» **Short exercise**: Could you copy every line from the material below in which "Sekolah" appears?
+++ Input data +++
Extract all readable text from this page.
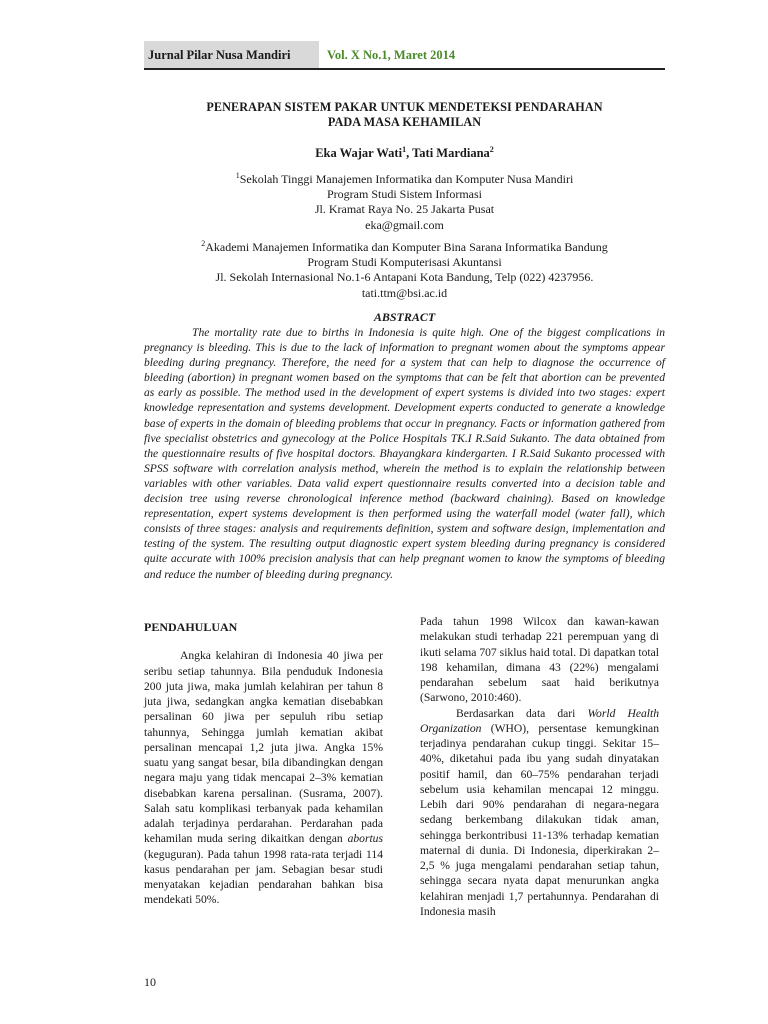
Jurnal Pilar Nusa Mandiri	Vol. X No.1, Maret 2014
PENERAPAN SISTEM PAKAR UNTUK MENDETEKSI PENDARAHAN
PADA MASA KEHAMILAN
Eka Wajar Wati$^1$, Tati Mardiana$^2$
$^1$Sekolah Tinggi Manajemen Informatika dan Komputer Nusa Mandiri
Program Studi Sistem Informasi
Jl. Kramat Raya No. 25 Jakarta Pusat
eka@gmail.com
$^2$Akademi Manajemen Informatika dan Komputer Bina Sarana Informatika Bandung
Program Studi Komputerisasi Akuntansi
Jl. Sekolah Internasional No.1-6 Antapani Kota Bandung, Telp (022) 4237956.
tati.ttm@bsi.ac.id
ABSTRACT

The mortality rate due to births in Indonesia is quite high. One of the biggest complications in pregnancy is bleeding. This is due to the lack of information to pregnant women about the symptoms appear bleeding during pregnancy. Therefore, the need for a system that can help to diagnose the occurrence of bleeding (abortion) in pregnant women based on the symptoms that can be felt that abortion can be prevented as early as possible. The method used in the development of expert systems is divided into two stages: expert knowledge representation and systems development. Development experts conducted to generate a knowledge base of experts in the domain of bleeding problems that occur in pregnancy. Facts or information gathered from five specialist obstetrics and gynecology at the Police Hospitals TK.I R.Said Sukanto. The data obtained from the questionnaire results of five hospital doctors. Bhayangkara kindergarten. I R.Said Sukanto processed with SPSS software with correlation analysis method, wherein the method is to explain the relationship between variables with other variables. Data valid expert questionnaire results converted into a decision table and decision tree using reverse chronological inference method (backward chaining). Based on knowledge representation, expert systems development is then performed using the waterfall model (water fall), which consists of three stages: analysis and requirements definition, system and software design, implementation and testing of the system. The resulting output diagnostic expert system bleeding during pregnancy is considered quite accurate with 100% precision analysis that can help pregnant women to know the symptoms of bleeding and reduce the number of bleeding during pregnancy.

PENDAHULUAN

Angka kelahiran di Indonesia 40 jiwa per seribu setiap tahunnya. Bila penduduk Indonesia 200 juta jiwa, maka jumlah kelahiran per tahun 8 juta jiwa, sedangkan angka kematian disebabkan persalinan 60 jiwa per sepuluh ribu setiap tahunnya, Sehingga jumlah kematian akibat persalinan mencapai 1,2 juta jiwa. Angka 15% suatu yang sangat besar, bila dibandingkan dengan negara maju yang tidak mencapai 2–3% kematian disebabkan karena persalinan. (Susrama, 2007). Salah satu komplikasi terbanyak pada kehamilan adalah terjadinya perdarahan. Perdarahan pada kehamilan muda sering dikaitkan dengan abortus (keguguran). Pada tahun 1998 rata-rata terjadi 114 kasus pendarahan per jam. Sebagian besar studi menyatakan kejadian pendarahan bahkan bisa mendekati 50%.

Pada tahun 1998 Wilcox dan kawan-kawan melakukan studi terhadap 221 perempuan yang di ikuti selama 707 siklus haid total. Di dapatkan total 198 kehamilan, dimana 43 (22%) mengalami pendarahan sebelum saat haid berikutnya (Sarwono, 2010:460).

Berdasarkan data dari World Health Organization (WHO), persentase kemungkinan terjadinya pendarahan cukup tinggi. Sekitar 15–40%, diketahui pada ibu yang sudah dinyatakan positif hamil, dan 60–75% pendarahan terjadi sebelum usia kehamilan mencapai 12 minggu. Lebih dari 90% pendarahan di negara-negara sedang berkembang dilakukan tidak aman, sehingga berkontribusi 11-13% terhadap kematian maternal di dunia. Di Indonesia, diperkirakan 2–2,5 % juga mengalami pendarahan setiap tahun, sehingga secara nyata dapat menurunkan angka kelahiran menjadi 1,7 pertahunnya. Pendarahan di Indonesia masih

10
+++
+++ Input data +++
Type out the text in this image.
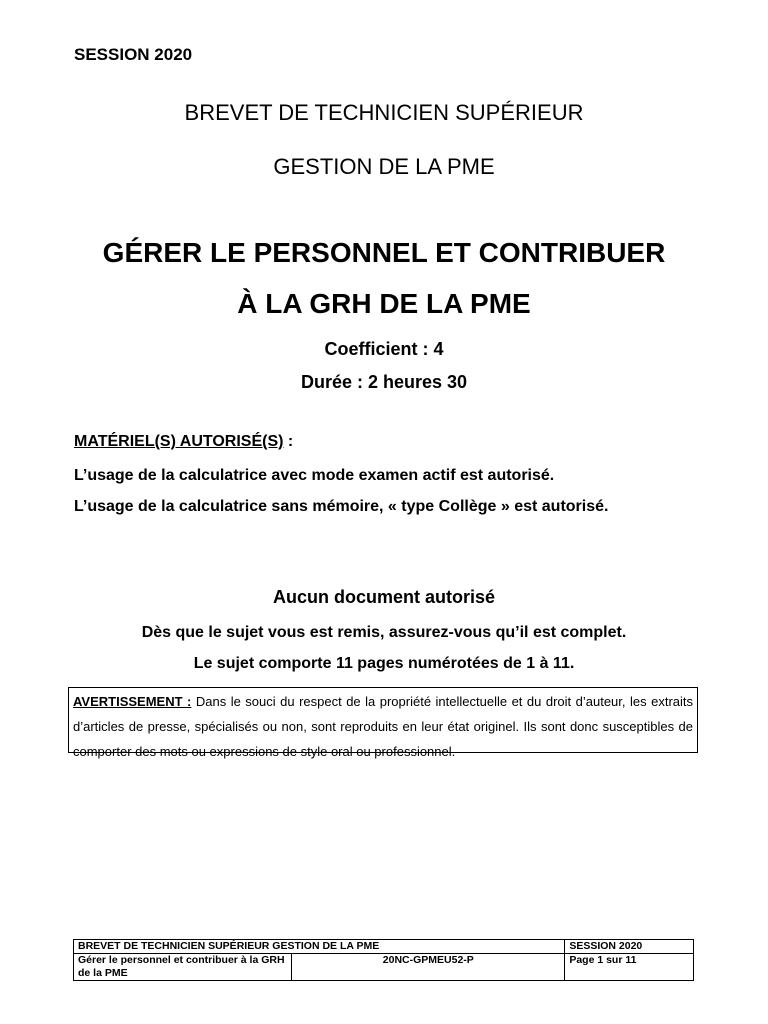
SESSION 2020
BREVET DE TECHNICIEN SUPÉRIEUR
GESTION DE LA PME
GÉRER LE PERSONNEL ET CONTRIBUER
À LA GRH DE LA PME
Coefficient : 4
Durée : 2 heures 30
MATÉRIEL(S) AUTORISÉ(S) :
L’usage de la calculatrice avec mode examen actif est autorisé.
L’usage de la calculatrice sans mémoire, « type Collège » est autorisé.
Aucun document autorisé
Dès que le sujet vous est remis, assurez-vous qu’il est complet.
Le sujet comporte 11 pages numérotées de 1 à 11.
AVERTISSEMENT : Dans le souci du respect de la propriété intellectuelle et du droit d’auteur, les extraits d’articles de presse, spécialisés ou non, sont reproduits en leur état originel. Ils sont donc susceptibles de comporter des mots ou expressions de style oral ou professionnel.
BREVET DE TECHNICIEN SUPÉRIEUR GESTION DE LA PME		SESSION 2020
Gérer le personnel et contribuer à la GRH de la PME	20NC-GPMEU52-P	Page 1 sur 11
+++
» **Written response**:
$^1$Sekolah Tinggi Manajemen Informatika dan Komputer Nusa Mandiri
Jl. Sekolah Internasional No.1-6 Antapani Kota Bandung, Telp (022) 4237956.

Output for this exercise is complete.